Data entries for graphics:
^^^^^^^^^^^^^^^^
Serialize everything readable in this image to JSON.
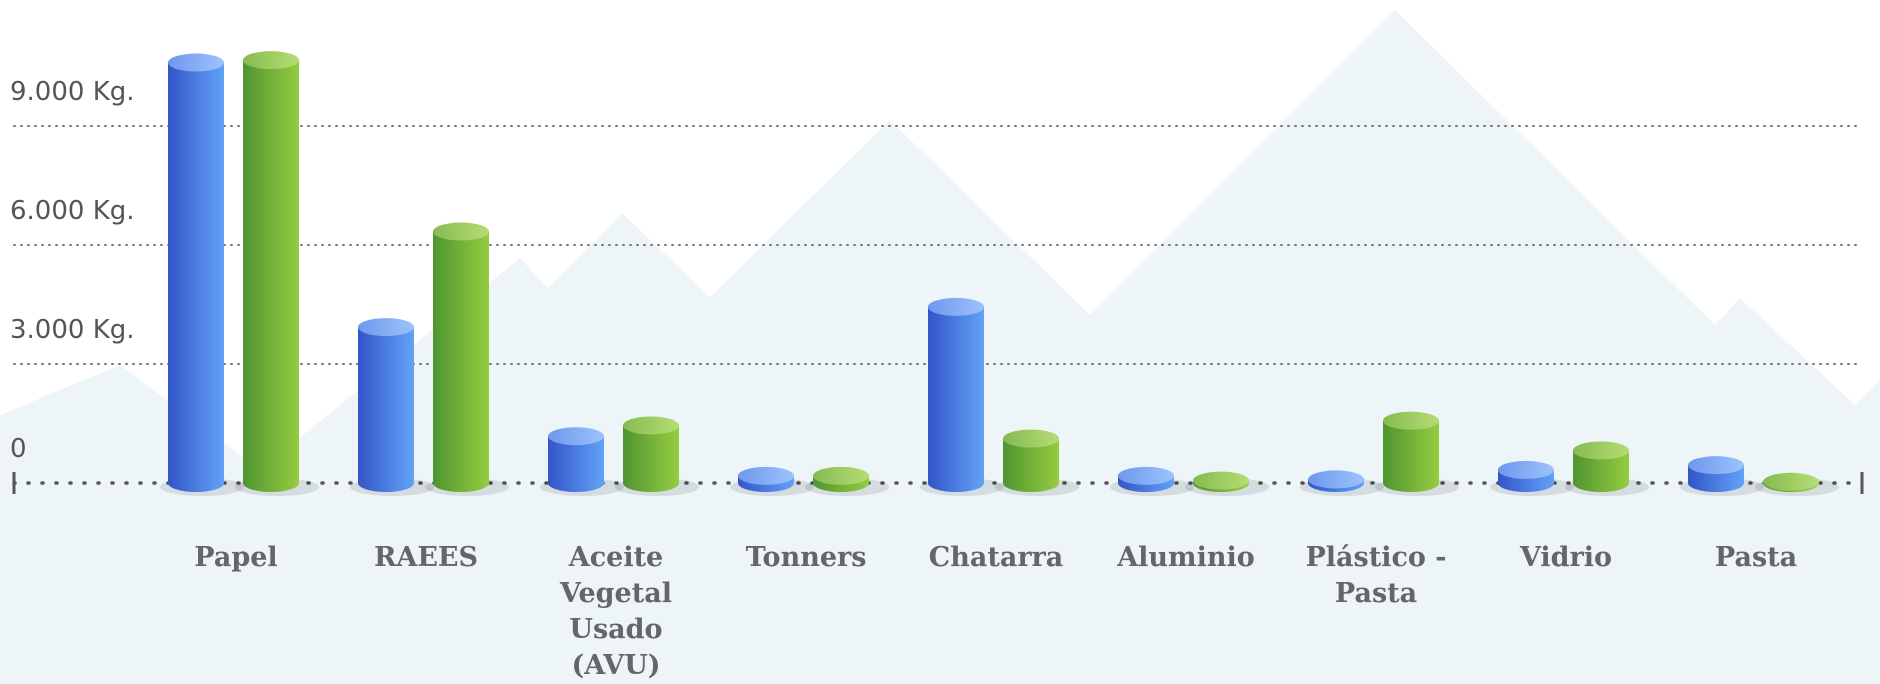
{
  "chart_data": {
    "type": "bar",
    "categories": [
      "Papel",
      "RAEES",
      "Aceite Vegetal Usado (AVU)",
      "Tonners",
      "Chatarra",
      "Aluminio",
      "Plástico - Pasta",
      "Vidrio",
      "Pasta"
    ],
    "series": [
      {
        "color": "#4a78e6",
        "values": [
          10600,
          3930,
          1180,
          180,
          4440,
          180,
          90,
          330,
          450
        ]
      },
      {
        "color": "#76b83a",
        "values": [
          10660,
          6340,
          1450,
          180,
          1120,
          60,
          1570,
          820,
          30
        ]
      }
    ],
    "ylim": [
      0,
      12000
    ],
    "yticks": [
      0,
      {
        "value": 3000,
        "label": "3.000 Kg."
      },
      {
        "value": 6000,
        "label": "6.000 Kg."
      },
      {
        "value": 9000,
        "label": "9.000 Kg."
      }
    ],
    "grid": true
  }
}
^^^^^^^^^^^^^^^^
Work instructions
Leave out the pictures and retype every line above exactly.

Exercise answer
Serialize everything readable in this image to JSON.
{
  "chart_data": {
    "type": "bar",
    "categories": [
      "Papel",
      "RAEES",
      "Aceite Vegetal Usado (AVU)",
      "Tonners",
      "Chatarra",
      "Aluminio",
      "Plástico - Pasta",
      "Vidrio",
      "Pasta"
    ],
    "series": [
      {
        "color": "#4a78e6",
        "values": [
          10600,
          3930,
          1180,
          180,
          4440,
          180,
          90,
          330,
          450
        ]
      },
      {
        "color": "#76b83a",
        "values": [
          10660,
          6340,
          1450,
          180,
          1120,
          60,
          1570,
          820,
          30
        ]
      }
    ],
    "ylim": [
      0,
      12000
    ],
    "yticks": [
      0,
      {
        "value": 3000,
        "label": "3.000 Kg."
      },
      {
        "value": 6000,
        "label": "6.000 Kg."
      },
      {
        "value": 9000,
        "label": "9.000 Kg."
      }
    ],
    "grid": true
  }
}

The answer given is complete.